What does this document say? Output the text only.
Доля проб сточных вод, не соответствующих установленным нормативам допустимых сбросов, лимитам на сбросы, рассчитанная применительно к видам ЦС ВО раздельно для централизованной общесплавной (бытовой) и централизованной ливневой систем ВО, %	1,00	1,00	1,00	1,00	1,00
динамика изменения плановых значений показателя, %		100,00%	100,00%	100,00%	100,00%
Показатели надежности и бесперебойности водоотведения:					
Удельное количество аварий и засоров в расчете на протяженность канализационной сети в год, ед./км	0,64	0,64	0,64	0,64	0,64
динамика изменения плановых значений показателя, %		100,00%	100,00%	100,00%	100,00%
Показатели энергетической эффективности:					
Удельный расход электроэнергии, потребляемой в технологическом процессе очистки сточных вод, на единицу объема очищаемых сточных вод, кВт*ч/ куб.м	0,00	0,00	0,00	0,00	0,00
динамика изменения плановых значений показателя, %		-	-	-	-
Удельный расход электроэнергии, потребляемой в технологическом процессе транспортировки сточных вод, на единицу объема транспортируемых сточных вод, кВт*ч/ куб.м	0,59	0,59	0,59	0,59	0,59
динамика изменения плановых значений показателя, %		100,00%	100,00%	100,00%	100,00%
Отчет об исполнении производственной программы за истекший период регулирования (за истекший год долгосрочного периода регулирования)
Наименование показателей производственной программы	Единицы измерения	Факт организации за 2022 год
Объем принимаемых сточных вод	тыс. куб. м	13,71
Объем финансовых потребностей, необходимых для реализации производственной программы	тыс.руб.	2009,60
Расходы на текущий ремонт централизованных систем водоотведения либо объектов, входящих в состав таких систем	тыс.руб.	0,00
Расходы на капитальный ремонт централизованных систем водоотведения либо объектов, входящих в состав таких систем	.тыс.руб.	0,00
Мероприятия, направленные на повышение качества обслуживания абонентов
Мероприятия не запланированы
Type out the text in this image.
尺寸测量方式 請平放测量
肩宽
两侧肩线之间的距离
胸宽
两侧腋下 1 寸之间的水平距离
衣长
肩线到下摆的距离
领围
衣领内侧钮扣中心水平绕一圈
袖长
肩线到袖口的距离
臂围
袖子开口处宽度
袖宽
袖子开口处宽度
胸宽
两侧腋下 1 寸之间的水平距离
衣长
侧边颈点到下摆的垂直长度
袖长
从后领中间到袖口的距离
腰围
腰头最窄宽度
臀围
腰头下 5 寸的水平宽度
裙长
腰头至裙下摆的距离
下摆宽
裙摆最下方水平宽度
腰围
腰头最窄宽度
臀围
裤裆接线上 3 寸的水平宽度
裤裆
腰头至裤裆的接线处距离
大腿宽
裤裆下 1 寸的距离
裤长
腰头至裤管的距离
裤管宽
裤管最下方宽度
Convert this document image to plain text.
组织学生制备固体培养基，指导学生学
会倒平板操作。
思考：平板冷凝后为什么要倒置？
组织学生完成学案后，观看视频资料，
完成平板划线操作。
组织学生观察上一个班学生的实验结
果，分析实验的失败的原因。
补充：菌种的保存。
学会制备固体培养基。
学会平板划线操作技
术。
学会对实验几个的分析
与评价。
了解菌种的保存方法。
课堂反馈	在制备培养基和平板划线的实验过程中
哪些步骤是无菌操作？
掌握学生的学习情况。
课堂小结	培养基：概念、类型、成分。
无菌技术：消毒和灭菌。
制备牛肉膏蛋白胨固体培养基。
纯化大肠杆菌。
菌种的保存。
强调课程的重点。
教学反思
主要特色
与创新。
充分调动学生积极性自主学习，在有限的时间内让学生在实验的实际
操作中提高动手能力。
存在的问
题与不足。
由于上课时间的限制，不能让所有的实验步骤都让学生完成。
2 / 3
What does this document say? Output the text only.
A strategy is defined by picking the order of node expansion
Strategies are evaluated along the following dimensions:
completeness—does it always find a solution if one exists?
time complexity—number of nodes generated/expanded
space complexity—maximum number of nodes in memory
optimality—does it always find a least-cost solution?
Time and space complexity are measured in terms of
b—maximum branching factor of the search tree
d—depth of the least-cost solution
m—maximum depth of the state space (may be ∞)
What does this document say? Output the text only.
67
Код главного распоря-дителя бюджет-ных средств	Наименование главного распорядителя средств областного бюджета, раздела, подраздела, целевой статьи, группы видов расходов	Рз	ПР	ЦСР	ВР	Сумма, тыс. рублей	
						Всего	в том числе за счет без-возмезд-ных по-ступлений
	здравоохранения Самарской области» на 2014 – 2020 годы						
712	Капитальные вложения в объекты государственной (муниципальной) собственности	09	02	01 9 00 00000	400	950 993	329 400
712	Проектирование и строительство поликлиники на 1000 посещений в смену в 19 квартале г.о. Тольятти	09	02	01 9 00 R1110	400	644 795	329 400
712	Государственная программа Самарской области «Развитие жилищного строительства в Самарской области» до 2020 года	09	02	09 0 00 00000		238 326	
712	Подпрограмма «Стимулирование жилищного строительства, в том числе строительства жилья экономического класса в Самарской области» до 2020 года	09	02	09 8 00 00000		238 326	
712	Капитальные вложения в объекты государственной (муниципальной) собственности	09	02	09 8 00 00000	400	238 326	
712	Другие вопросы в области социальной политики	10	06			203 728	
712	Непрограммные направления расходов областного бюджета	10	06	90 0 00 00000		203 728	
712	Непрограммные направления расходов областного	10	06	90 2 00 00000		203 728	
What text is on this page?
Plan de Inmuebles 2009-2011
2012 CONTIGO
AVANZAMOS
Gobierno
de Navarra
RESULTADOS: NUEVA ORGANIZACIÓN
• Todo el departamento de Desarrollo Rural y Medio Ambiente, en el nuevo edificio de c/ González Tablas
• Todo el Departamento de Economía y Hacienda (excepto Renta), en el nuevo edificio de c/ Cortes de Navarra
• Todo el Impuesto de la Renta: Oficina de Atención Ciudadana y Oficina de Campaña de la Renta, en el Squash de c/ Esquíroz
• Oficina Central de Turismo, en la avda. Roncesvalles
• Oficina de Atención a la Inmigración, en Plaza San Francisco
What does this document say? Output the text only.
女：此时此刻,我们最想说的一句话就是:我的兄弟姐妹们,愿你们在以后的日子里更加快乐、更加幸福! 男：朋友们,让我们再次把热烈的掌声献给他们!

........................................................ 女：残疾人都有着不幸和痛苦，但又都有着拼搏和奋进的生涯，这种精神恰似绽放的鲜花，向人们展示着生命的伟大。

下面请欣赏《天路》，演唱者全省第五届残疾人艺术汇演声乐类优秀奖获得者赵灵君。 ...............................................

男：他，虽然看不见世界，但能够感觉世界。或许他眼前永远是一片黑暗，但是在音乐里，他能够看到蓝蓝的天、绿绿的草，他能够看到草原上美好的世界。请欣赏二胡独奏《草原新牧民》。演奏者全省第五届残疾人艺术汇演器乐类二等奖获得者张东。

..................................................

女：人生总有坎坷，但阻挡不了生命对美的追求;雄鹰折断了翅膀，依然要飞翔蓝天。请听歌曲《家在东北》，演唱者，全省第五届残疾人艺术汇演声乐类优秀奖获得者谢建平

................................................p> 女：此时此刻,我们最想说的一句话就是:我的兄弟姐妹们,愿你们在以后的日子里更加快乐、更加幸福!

### Your task
Extract the complete listing verbatim.

### Exercise solution
What does this document say? Output the text only.
Доля проб сточных вод, не соответствующих установленным нормативам допустимых сбросов, лимитам на сбросы, рассчитанная применительно к видам ЦС ВО раздельно для централизованной общесплавной (бытовой) и централизованной ливневой систем ВО, %	1,00	1,00	1,00	1,00	1,00
динамика изменения плановых значений показателя, %		100,00%	100,00%	100,00%	100,00%
Показатели надежности и бесперебойности водоотведения:					
Удельное количество аварий и засоров в расчете на протяженность канализационной сети в год, ед./км	0,64	0,64	0,64	0,64	0,64
динамика изменения плановых значений показателя, %		100,00%	100,00%	100,00%	100,00%
Показатели энергетической эффективности:					
Удельный расход электроэнергии, потребляемой в технологическом процессе очистки сточных вод, на единицу объема очищаемых сточных вод, кВт*ч/ куб.м	0,00	0,00	0,00	0,00	0,00
динамика изменения плановых значений показателя, %		-	-	-	-
Удельный расход электроэнергии, потребляемой в технологическом процессе транспортировки сточных вод, на единицу объема транспортируемых сточных вод, кВт*ч/ куб.м	0,59	0,59	0,59	0,59	0,59
динамика изменения плановых значений показателя, %		100,00%	100,00%	100,00%	100,00%
Отчет об исполнении производственной программы за истекший период регулирования (за истекший год долгосрочного периода регулирования)
Наименование показателей производственной программы	Единицы измерения	Факт организации за 2022 год
Объем принимаемых сточных вод	тыс. куб. м	13,71
Объем финансовых потребностей, необходимых для реализации производственной программы	тыс.руб.	2009,60
Расходы на текущий ремонт централизованных систем водоотведения либо объектов, входящих в состав таких систем	тыс.руб.	0,00
Расходы на капитальный ремонт централизованных систем водоотведения либо объектов, входящих в состав таких систем	.тыс.руб.	0,00
Мероприятия, направленные на повышение качества обслуживания абонентов
Мероприятия не запланированы
Type out the text in this image.
尺寸测量方式 請平放测量
肩宽
两侧肩线之间的距离
胸宽
两侧腋下 1 寸之间的水平距离
衣长
肩线到下摆的距离
领围
衣领内侧钮扣中心水平绕一圈
袖长
肩线到袖口的距离
臂围
袖子开口处宽度
袖宽
袖子开口处宽度
胸宽
两侧腋下 1 寸之间的水平距离
衣长
侧边颈点到下摆的垂直长度
袖长
从后领中间到袖口的距离
腰围
腰头最窄宽度
臀围
腰头下 5 寸的水平宽度
裙长
腰头至裙下摆的距离
下摆宽
裙摆最下方水平宽度
腰围
腰头最窄宽度
臀围
裤裆接线上 3 寸的水平宽度
裤裆
腰头至裤裆的接线处距离
大腿宽
裤裆下 1 寸的距离
裤长
腰头至裤管的距离
裤管宽
裤管最下方宽度
Convert this document image to plain text.
组织学生制备固体培养基，指导学生学
会倒平板操作。
思考：平板冷凝后为什么要倒置？
组织学生完成学案后，观看视频资料，
完成平板划线操作。
组织学生观察上一个班学生的实验结
果，分析实验的失败的原因。
补充：菌种的保存。
学会制备固体培养基。
学会平板划线操作技
术。
学会对实验几个的分析
与评价。
了解菌种的保存方法。
课堂反馈	在制备培养基和平板划线的实验过程中
哪些步骤是无菌操作？
掌握学生的学习情况。
课堂小结	培养基：概念、类型、成分。
无菌技术：消毒和灭菌。
制备牛肉膏蛋白胨固体培养基。
纯化大肠杆菌。
菌种的保存。
强调课程的重点。
教学反思
主要特色
与创新。
充分调动学生积极性自主学习，在有限的时间内让学生在实验的实际
操作中提高动手能力。
存在的问
题与不足。
由于上课时间的限制，不能让所有的实验步骤都让学生完成。
2 / 3
What does this document say? Output the text only.
A strategy is defined by picking the order of node expansion
Strategies are evaluated along the following dimensions:
completeness—does it always find a solution if one exists?
time complexity—number of nodes generated/expanded
space complexity—maximum number of nodes in memory
optimality—does it always find a least-cost solution?
Time and space complexity are measured in terms of
b—maximum branching factor of the search tree
d—depth of the least-cost solution
m—maximum depth of the state space (may be ∞)
What does this document say? Output the text only.
67
Код главного распоря-дителя бюджет-ных средств	Наименование главного распорядителя средств областного бюджета, раздела, подраздела, целевой статьи, группы видов расходов	Рз	ПР	ЦСР	ВР	Сумма, тыс. рублей	
						Всего	в том числе за счет без-возмезд-ных по-ступлений
	здравоохранения Самарской области» на 2014 – 2020 годы						
712	Капитальные вложения в объекты государственной (муниципальной) собственности	09	02	01 9 00 00000	400	950 993	329 400
712	Проектирование и строительство поликлиники на 1000 посещений в смену в 19 квартале г.о. Тольятти	09	02	01 9 00 R1110	400	644 795	329 400
712	Государственная программа Самарской области «Развитие жилищного строительства в Самарской области» до 2020 года	09	02	09 0 00 00000		238 326	
712	Подпрограмма «Стимулирование жилищного строительства, в том числе строительства жилья экономического класса в Самарской области» до 2020 года	09	02	09 8 00 00000		238 326	
712	Капитальные вложения в объекты государственной (муниципальной) собственности	09	02	09 8 00 00000	400	238 326	
712	Другие вопросы в области социальной политики	10	06			203 728	
712	Непрограммные направления расходов областного бюджета	10	06	90 0 00 00000		203 728	
712	Непрограммные направления расходов областного	10	06	90 2 00 00000		203 728	
What text is on this page?
Plan de Inmuebles 2009-2011
2012 CONTIGO
AVANZAMOS
Gobierno
de Navarra
RESULTADOS: NUEVA ORGANIZACIÓN
• Todo el departamento de Desarrollo Rural y Medio Ambiente, en el nuevo edificio de c/ González Tablas
• Todo el Departamento de Economía y Hacienda (excepto Renta), en el nuevo edificio de c/ Cortes de Navarra
• Todo el Impuesto de la Renta: Oficina de Atención Ciudadana y Oficina de Campaña de la Renta, en el Squash de c/ Esquíroz
• Oficina Central de Turismo, en la avda. Roncesvalles
• Oficina de Atención a la Inmigración, en Plaza San Francisco
What does this document say? Output the text only.
女：此时此刻,我们最想说的一句话就是:我的兄弟姐妹们,愿你们在以后的日子里更加快乐、更加幸福! 男：朋友们,让我们再次把热烈的掌声献给他们!

........................................................ 女：残疾人都有着不幸和痛苦，但又都有着拼搏和奋进的生涯，这种精神恰似绽放的鲜花，向人们展示着生命的伟大。

下面请欣赏《天路》，演唱者全省第五届残疾人艺术汇演声乐类优秀奖获得者赵灵君。 ...............................................

男：他，虽然看不见世界，但能够感觉世界。或许他眼前永远是一片黑暗，但是在音乐里，他能够看到蓝蓝的天、绿绿的草，他能够看到草原上美好的世界。请欣赏二胡独奏《草原新牧民》。演奏者全省第五届残疾人艺术汇演器乐类二等奖获得者张东。

..................................................

女：人生总有坎坷，但阻挡不了生命对美的追求;雄鹰折断了翅膀，依然要飞翔蓝天。请听歌曲《家在东北》，演唱者，全省第五届残疾人艺术汇演声乐类优秀奖获得者谢建平

................................................p> 女：此时此刻,我们最想说的一句话就是:我的兄弟姐妹们,愿你们在以后的日子里更加快乐、更加幸福!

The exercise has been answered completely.